[Figure contents as structured data]

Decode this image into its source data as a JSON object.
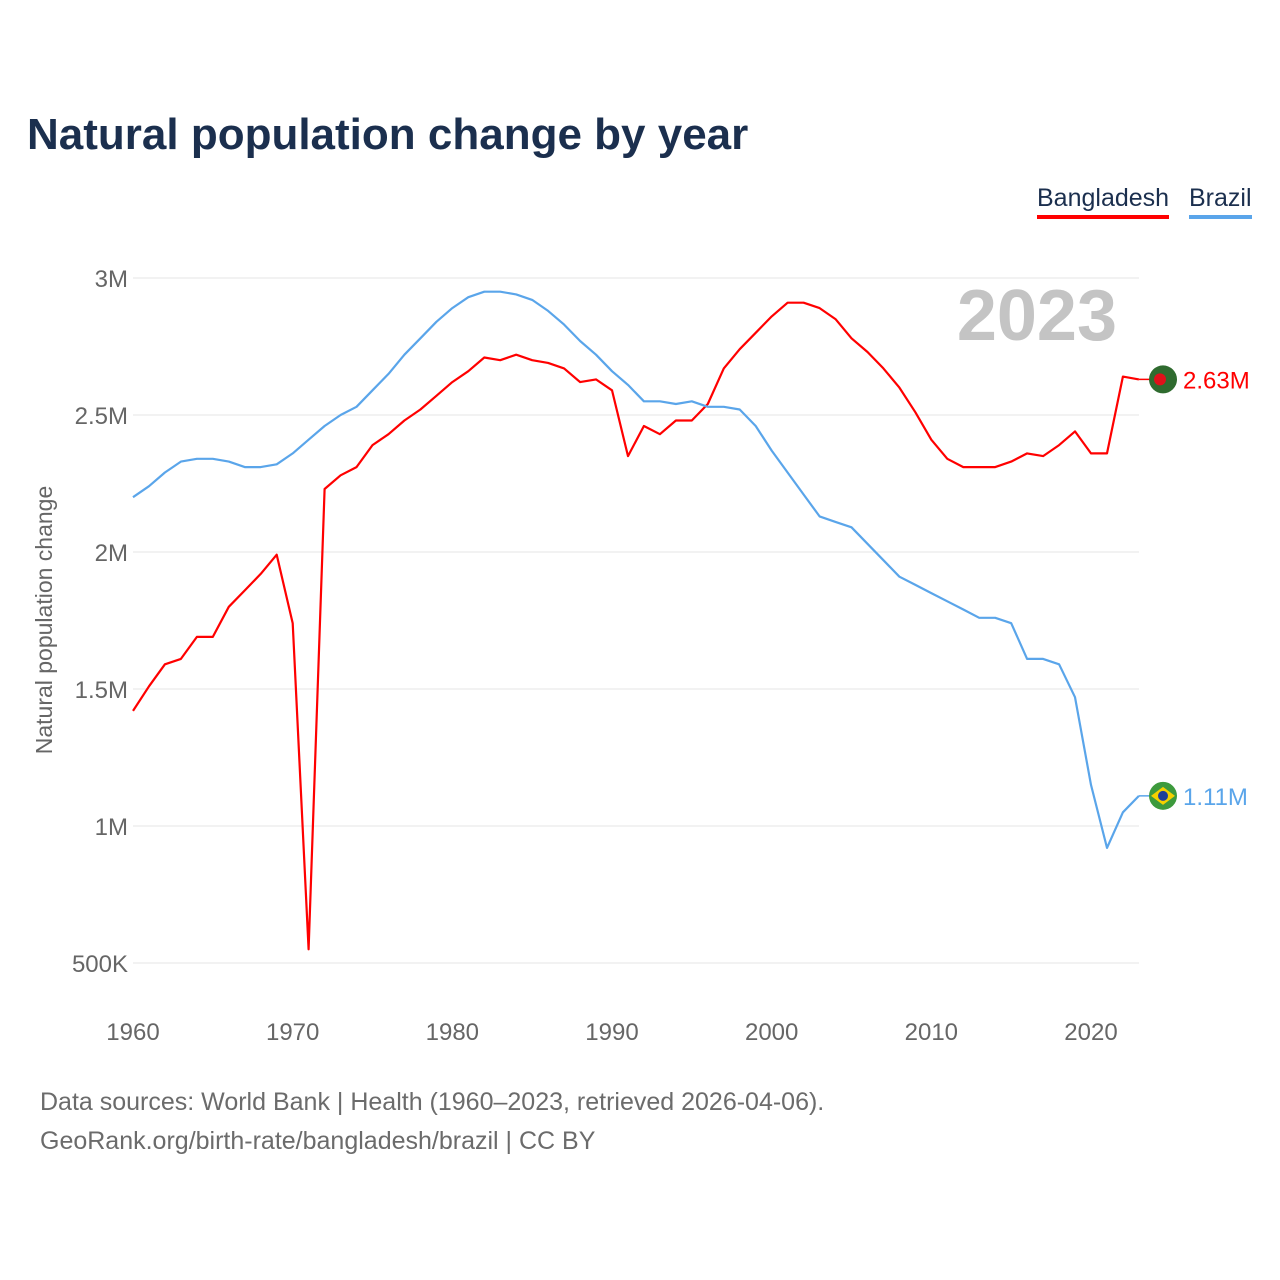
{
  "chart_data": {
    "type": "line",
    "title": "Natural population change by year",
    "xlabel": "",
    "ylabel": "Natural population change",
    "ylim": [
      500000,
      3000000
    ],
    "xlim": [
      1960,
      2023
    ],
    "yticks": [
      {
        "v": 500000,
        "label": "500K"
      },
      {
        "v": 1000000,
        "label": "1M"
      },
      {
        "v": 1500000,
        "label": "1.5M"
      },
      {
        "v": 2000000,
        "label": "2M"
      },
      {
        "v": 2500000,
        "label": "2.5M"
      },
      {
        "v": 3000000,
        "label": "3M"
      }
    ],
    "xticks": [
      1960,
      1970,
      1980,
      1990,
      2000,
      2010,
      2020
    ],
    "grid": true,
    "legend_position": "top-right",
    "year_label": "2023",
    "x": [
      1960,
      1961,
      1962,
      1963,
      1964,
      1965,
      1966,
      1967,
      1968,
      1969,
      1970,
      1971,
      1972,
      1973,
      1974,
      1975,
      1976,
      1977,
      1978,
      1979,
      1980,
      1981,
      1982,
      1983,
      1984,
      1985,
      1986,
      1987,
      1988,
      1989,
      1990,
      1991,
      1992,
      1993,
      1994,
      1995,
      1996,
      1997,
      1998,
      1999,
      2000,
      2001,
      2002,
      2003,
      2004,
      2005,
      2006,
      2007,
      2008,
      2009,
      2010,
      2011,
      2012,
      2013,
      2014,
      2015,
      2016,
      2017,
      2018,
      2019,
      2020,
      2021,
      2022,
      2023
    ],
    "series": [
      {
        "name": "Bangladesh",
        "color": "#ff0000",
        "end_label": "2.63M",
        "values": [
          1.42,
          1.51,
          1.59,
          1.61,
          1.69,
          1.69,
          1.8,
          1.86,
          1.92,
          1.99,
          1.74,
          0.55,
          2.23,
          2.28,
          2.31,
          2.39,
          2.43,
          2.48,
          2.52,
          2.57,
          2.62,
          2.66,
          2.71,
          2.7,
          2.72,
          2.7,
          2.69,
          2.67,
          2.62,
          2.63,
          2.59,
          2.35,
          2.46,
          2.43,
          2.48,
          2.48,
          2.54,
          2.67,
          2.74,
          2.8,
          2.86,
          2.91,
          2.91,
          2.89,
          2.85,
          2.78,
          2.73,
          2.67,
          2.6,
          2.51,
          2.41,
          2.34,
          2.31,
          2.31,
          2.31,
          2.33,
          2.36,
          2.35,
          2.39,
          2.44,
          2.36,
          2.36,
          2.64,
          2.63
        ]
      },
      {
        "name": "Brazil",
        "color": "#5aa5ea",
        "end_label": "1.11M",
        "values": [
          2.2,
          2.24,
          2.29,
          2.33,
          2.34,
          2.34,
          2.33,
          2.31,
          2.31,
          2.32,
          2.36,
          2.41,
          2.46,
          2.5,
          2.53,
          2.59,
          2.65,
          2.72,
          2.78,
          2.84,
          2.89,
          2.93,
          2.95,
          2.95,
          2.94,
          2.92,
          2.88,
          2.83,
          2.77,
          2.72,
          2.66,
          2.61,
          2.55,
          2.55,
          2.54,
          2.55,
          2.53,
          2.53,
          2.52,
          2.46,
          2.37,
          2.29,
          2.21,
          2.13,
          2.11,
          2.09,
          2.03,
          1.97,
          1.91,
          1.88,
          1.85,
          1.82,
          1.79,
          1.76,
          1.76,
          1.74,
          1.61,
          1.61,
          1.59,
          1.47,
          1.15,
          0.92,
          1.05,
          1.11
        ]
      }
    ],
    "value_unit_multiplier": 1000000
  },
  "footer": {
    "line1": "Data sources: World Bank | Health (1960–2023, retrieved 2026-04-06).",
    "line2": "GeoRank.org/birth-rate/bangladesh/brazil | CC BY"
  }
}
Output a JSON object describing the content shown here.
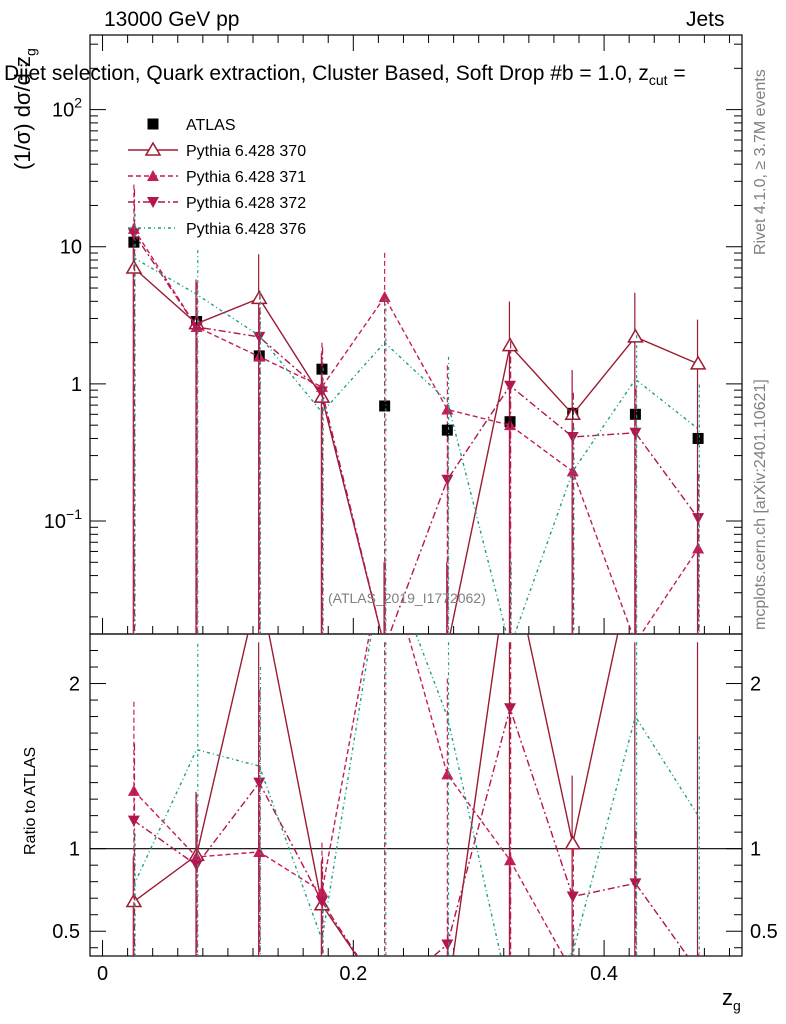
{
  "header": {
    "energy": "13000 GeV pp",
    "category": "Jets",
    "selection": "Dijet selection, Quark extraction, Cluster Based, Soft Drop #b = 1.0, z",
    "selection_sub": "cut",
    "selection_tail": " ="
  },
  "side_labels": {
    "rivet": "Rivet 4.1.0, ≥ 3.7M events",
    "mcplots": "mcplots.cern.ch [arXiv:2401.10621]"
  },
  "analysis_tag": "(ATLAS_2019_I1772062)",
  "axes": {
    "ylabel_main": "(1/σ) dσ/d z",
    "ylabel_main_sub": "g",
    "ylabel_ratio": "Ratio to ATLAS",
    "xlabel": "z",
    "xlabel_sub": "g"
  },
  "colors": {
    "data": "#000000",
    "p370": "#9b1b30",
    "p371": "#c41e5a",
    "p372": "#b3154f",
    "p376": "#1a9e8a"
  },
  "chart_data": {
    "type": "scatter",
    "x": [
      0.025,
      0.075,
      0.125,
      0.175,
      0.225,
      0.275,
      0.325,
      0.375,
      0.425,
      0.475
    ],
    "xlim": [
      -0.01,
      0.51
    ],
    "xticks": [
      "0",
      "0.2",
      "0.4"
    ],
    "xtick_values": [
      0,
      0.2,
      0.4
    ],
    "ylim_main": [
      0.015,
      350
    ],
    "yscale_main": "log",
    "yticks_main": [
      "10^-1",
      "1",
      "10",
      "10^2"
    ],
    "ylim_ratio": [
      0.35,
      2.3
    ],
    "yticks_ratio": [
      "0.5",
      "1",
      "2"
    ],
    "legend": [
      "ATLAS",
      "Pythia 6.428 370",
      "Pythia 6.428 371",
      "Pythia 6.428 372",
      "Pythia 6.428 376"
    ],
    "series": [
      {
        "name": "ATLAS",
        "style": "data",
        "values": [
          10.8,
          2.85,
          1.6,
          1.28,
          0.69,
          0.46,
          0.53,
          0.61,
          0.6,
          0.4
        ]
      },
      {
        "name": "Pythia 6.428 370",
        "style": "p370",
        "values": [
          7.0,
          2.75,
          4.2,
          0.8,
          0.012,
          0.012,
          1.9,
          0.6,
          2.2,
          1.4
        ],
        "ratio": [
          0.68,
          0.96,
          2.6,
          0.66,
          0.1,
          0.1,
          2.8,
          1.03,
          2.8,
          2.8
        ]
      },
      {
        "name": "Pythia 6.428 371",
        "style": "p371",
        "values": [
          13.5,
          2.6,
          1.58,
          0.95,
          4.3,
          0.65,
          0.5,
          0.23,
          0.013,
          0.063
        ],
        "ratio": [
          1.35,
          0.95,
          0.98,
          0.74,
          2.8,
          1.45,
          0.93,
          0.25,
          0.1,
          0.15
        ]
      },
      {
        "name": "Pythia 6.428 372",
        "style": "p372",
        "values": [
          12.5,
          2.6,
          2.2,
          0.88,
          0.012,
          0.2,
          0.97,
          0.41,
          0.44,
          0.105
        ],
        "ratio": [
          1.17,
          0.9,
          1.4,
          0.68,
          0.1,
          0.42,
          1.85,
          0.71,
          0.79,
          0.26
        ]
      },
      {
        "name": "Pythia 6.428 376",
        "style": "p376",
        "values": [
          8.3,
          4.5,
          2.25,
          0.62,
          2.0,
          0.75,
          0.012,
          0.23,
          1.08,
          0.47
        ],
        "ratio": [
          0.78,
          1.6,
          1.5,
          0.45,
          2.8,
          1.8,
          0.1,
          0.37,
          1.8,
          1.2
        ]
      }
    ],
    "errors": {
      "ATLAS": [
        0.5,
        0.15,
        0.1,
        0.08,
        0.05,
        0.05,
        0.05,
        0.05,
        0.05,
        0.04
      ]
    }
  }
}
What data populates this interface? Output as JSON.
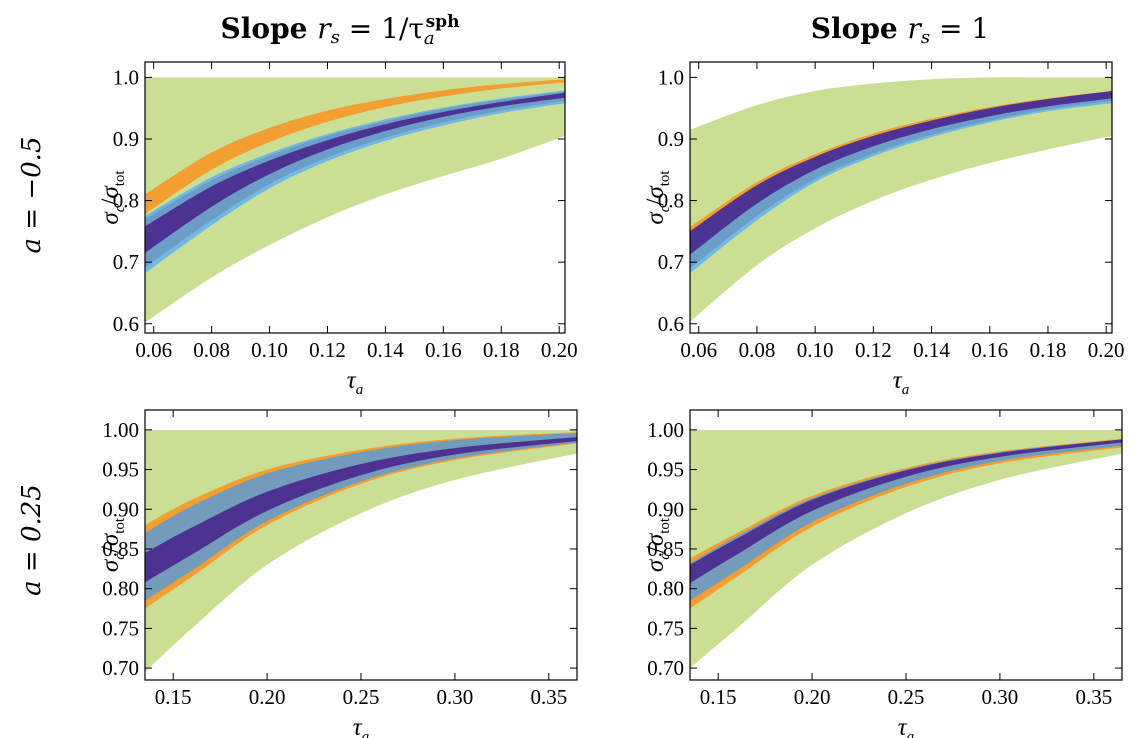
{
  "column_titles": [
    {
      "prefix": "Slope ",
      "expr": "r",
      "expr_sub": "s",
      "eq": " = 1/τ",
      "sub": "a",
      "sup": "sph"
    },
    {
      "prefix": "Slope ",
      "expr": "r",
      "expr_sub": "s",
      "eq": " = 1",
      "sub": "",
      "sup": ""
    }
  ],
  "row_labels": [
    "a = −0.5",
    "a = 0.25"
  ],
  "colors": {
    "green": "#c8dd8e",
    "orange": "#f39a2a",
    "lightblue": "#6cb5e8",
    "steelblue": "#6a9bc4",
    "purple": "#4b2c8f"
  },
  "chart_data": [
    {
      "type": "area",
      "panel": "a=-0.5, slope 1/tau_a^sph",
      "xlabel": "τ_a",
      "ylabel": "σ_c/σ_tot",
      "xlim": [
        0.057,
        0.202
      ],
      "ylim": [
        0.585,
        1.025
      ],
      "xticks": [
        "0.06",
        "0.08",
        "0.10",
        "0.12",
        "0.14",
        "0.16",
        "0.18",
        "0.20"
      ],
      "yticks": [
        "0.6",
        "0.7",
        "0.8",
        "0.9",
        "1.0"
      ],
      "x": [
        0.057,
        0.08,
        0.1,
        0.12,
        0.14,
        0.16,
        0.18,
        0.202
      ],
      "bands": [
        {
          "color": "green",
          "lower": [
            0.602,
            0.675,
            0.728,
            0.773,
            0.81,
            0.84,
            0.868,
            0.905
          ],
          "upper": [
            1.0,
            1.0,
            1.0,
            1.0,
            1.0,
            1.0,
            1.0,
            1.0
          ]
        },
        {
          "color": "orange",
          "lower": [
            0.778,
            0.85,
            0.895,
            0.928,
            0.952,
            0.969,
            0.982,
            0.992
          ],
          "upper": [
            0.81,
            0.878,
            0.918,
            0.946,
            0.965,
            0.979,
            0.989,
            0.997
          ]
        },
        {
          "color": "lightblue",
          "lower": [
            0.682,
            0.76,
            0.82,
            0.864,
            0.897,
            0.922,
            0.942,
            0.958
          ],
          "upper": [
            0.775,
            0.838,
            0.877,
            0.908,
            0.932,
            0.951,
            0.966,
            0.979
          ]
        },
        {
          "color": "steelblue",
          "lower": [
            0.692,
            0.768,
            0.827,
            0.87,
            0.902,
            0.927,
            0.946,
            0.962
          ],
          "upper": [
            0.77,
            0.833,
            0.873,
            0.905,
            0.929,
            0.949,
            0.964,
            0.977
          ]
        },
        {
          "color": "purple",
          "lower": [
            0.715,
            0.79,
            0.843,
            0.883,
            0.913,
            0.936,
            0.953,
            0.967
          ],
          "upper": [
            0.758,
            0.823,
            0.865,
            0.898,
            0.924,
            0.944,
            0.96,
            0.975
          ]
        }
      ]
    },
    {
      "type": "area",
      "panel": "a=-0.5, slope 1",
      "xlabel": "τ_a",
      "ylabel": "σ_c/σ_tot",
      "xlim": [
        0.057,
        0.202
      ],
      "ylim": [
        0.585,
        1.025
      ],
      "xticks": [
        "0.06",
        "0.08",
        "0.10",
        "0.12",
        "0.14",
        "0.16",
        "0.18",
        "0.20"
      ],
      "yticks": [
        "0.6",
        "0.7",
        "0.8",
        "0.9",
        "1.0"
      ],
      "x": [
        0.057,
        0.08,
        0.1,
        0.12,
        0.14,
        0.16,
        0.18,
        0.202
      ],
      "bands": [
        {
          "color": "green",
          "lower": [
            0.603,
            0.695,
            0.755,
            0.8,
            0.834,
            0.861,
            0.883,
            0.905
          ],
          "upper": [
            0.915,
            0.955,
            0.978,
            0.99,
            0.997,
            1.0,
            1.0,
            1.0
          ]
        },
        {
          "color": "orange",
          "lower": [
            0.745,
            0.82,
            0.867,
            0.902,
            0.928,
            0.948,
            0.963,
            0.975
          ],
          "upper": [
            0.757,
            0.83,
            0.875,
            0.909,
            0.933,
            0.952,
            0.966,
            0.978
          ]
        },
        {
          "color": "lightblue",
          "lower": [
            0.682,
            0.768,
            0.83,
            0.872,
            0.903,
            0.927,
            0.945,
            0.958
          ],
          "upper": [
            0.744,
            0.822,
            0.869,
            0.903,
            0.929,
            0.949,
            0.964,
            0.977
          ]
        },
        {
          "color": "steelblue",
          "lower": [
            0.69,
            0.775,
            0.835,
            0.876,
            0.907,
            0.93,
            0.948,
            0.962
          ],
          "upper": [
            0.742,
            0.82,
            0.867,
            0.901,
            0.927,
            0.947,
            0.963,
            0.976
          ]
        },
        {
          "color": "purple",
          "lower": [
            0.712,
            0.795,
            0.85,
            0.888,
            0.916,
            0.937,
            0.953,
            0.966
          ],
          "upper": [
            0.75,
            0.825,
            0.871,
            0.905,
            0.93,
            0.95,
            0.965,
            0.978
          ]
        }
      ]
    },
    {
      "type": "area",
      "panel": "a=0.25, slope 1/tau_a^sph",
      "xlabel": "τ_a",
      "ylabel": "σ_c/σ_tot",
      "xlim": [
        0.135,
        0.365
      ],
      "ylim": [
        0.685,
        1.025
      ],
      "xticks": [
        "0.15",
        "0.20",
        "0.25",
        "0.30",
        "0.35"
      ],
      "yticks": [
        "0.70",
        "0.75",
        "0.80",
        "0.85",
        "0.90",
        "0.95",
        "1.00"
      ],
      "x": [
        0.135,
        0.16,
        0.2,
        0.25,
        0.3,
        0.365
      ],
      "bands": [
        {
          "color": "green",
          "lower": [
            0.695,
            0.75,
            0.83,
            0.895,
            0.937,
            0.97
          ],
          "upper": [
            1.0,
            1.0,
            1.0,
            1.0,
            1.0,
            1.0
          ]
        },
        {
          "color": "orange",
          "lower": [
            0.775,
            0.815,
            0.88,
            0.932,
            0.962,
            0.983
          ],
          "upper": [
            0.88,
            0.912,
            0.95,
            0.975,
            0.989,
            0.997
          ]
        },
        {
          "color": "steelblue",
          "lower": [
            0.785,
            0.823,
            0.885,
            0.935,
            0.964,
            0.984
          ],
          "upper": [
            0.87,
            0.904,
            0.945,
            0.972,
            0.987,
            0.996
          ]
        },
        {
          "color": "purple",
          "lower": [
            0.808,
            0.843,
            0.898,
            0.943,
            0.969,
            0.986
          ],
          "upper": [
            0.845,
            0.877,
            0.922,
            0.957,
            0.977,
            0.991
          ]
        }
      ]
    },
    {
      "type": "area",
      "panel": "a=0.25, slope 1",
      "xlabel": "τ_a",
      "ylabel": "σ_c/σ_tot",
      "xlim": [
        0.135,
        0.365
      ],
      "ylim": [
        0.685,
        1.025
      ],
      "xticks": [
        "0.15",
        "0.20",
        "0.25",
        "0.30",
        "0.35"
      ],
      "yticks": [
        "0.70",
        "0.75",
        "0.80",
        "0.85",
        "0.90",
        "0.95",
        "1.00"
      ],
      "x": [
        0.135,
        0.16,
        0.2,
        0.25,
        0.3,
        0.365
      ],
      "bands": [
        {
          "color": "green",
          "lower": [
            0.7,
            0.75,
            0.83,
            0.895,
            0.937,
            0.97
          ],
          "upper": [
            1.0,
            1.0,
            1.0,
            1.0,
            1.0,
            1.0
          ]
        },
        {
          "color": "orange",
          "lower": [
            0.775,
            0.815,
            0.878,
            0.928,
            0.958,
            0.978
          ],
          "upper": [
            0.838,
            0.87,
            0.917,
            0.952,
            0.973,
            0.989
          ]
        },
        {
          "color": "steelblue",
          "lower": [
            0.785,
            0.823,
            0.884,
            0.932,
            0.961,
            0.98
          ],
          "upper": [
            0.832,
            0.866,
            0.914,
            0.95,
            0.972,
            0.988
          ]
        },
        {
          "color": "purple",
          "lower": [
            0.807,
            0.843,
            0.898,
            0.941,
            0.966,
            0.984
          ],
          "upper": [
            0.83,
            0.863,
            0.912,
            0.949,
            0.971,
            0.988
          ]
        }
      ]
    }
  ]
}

§ Task goal: Collect the lines of the records that include the string "object".

§ Result below:
Decode this image into its source data as a JSON object.
Output a JSON object describing the content shown here.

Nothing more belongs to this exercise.